Work out how many lines have "color" in them. Give only that number.

## Items

* Begin *

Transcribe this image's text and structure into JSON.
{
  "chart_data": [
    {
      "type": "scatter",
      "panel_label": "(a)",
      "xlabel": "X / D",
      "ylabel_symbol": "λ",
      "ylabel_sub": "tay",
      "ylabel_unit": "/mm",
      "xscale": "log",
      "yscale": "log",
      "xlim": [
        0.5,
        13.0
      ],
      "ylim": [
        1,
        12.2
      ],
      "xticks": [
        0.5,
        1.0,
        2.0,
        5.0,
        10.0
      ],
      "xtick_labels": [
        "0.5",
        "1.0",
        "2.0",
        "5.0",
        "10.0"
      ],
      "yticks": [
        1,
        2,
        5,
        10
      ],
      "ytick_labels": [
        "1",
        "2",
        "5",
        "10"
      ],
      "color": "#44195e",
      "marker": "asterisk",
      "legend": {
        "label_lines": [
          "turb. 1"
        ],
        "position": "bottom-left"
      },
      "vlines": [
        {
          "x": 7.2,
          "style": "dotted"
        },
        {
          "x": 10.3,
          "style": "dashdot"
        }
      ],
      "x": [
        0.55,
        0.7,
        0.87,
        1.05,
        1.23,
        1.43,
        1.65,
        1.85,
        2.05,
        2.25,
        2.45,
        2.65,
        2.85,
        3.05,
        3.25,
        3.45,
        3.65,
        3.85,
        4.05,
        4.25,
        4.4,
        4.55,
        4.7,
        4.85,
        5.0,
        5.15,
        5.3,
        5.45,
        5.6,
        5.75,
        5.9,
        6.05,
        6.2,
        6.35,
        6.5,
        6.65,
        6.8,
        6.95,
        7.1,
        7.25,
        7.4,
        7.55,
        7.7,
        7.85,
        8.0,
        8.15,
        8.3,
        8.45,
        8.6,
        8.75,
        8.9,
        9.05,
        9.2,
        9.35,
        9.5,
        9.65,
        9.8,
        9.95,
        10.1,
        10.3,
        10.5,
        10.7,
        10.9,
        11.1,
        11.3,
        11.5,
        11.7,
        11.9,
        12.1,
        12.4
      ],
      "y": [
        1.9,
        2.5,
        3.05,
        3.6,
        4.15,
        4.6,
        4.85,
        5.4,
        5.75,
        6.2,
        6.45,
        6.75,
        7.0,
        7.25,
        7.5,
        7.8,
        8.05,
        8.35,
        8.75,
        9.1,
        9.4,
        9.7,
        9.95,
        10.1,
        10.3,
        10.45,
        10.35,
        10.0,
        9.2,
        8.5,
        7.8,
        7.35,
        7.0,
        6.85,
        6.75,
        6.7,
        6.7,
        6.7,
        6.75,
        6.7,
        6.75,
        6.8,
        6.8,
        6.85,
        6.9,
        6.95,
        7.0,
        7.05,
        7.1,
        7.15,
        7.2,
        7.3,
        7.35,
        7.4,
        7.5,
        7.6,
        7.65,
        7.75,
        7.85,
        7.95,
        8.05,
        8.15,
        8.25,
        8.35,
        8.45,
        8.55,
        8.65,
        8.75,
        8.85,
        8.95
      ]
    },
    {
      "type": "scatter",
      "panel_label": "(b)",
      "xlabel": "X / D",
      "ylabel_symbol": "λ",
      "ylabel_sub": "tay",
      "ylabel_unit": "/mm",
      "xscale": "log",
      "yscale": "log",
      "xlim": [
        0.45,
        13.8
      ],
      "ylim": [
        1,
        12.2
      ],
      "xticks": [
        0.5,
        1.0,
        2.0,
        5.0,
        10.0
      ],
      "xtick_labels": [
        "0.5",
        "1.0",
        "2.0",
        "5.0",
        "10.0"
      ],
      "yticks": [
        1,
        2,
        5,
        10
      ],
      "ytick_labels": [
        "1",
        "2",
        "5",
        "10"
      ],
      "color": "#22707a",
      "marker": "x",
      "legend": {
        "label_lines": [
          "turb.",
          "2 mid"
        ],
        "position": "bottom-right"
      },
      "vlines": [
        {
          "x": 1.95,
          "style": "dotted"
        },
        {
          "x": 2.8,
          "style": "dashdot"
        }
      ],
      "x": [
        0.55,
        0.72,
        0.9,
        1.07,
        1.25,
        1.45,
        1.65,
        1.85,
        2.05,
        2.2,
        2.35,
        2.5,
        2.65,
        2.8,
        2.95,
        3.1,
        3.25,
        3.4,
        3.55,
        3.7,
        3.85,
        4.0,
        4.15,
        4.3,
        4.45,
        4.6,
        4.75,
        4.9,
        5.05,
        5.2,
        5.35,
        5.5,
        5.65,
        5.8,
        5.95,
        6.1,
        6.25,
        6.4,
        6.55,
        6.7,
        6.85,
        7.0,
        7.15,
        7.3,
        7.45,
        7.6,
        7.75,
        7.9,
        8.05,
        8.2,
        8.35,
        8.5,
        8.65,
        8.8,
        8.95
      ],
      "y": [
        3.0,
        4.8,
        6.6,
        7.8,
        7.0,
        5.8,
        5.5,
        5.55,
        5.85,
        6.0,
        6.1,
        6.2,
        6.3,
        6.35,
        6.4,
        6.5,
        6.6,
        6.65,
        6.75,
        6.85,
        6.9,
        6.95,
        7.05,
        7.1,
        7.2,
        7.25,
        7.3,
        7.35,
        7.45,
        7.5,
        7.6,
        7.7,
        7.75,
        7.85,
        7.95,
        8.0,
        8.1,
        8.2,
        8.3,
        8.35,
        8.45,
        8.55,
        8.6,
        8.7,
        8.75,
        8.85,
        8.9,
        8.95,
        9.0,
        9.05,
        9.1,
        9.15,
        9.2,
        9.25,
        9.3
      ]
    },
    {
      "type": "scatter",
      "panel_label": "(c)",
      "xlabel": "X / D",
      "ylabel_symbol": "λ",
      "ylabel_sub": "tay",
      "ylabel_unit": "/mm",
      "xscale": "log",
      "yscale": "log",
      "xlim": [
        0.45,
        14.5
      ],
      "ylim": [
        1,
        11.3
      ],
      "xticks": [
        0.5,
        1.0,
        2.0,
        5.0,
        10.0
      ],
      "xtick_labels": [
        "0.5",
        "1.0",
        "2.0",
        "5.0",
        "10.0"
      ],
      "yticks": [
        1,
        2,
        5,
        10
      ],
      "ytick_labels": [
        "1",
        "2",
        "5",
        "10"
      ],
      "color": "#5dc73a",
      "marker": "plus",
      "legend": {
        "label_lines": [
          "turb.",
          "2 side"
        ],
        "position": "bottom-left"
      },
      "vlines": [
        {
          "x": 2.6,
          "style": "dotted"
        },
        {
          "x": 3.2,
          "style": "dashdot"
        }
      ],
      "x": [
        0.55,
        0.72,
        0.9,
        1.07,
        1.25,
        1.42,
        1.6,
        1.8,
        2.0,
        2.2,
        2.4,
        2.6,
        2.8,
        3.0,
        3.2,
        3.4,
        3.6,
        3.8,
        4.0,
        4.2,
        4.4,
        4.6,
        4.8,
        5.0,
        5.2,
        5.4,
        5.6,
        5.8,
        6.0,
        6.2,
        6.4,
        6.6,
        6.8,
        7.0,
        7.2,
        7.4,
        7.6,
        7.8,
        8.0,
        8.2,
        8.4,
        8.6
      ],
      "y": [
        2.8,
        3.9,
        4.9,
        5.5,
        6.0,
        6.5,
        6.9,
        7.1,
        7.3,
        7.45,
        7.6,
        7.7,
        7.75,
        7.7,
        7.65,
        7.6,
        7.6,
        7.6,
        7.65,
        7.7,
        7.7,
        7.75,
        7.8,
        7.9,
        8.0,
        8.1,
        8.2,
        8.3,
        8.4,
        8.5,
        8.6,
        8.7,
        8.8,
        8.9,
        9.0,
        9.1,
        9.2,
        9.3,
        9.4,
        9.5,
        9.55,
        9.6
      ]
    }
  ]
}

* End *

## Answer to the exercise
3